### TASK TO COMPLETE
Count every line in the entries that contains "record". Report that count alone.
----------------
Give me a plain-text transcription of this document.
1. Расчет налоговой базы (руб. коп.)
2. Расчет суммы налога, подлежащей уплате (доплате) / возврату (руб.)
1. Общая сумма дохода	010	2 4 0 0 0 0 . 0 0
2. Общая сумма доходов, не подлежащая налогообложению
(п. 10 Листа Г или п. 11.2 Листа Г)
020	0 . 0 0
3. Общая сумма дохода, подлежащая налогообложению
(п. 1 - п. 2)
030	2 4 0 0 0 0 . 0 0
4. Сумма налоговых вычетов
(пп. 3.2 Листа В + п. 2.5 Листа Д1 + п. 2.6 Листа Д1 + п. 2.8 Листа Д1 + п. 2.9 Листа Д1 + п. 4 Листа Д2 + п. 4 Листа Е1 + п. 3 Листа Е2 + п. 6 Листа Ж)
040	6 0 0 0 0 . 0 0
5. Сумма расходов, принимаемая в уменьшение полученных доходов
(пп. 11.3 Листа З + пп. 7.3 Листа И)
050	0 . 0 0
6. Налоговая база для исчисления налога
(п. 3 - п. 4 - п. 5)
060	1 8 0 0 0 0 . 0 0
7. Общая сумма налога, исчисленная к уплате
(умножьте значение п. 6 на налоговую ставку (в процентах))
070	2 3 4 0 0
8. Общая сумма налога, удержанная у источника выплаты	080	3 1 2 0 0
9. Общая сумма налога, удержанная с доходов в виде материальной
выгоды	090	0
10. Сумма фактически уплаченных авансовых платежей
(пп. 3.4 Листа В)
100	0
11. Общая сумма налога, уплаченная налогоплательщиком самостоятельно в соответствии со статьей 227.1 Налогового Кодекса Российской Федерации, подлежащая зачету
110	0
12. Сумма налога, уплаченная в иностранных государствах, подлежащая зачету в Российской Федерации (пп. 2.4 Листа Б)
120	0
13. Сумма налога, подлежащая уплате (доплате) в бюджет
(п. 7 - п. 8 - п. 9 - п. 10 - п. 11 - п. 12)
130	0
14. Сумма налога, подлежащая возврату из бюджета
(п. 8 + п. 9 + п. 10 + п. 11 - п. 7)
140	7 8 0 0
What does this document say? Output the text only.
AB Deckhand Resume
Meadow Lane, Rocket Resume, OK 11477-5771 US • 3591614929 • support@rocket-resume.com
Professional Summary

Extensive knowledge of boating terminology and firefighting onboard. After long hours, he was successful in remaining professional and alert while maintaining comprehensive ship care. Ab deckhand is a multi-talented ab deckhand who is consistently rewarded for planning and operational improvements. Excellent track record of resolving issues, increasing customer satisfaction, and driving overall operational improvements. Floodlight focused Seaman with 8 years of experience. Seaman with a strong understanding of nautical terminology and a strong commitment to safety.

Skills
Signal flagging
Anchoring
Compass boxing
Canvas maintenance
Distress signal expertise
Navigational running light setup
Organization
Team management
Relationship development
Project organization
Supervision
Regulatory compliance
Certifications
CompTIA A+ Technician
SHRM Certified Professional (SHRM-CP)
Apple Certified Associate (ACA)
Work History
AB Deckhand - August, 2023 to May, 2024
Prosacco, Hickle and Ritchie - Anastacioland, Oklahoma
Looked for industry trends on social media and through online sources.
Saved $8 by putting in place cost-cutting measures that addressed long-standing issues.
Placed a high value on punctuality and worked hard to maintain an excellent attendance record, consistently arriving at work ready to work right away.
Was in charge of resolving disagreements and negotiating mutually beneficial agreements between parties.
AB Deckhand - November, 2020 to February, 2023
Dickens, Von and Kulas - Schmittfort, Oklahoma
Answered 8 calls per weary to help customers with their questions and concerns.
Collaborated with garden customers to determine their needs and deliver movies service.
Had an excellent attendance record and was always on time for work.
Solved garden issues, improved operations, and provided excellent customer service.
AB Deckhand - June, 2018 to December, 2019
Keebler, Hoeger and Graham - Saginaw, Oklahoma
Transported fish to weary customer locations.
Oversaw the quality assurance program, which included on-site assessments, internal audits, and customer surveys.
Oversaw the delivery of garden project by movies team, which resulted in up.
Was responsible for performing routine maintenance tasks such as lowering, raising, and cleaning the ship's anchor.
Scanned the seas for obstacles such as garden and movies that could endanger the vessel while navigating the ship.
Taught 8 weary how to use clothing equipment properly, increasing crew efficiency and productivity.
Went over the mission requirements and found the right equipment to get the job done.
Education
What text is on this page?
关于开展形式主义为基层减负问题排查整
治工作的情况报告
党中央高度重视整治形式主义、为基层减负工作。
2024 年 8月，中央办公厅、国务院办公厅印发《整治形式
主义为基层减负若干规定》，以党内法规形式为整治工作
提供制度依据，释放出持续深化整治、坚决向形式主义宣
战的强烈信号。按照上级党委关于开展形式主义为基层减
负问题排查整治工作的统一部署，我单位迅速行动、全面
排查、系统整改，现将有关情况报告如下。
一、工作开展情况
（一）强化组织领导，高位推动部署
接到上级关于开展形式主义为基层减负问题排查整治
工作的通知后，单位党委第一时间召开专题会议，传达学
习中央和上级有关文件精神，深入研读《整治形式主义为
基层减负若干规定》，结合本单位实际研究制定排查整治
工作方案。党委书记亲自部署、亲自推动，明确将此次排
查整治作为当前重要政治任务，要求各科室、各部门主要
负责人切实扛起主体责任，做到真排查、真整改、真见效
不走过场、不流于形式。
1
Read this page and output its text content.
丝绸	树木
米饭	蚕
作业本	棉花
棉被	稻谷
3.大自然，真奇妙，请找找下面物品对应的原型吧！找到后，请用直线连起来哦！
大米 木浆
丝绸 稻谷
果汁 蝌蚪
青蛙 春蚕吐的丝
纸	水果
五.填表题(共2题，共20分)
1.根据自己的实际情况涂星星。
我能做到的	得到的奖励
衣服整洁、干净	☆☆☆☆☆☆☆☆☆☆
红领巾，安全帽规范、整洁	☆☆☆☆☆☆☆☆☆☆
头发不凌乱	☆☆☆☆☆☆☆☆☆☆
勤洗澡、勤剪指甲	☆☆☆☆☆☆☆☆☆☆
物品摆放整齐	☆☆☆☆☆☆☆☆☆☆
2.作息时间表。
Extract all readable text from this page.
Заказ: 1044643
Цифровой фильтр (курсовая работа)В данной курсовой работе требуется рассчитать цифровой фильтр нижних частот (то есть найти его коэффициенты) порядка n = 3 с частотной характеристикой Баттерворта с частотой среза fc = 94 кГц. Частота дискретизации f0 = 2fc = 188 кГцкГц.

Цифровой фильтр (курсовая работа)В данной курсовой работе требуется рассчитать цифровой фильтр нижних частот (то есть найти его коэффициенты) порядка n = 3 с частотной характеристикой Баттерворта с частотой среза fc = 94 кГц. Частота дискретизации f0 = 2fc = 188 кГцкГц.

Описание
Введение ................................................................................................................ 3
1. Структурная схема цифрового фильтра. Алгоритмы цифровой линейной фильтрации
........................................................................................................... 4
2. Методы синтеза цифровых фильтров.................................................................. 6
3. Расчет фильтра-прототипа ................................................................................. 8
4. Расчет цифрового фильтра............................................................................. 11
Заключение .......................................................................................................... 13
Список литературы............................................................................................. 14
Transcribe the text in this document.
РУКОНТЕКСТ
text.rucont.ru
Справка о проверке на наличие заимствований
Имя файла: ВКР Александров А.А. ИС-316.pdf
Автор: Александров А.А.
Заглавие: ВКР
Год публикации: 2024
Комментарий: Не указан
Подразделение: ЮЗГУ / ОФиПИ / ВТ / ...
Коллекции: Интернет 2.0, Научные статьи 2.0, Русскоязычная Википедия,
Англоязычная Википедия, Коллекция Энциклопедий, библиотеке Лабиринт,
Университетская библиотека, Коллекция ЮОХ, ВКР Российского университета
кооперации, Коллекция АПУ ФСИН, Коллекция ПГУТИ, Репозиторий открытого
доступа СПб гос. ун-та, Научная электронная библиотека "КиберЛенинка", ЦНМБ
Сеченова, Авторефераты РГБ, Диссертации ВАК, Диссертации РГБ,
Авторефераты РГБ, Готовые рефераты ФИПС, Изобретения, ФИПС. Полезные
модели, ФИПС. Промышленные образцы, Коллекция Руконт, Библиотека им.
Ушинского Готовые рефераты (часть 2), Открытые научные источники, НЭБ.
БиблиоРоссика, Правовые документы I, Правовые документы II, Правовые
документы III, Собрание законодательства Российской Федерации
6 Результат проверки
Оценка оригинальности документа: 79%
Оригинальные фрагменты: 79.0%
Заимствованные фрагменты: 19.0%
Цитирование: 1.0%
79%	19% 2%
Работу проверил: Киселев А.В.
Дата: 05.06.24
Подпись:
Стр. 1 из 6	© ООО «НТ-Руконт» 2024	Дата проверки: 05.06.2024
----------------
### TASK RESPONSE
3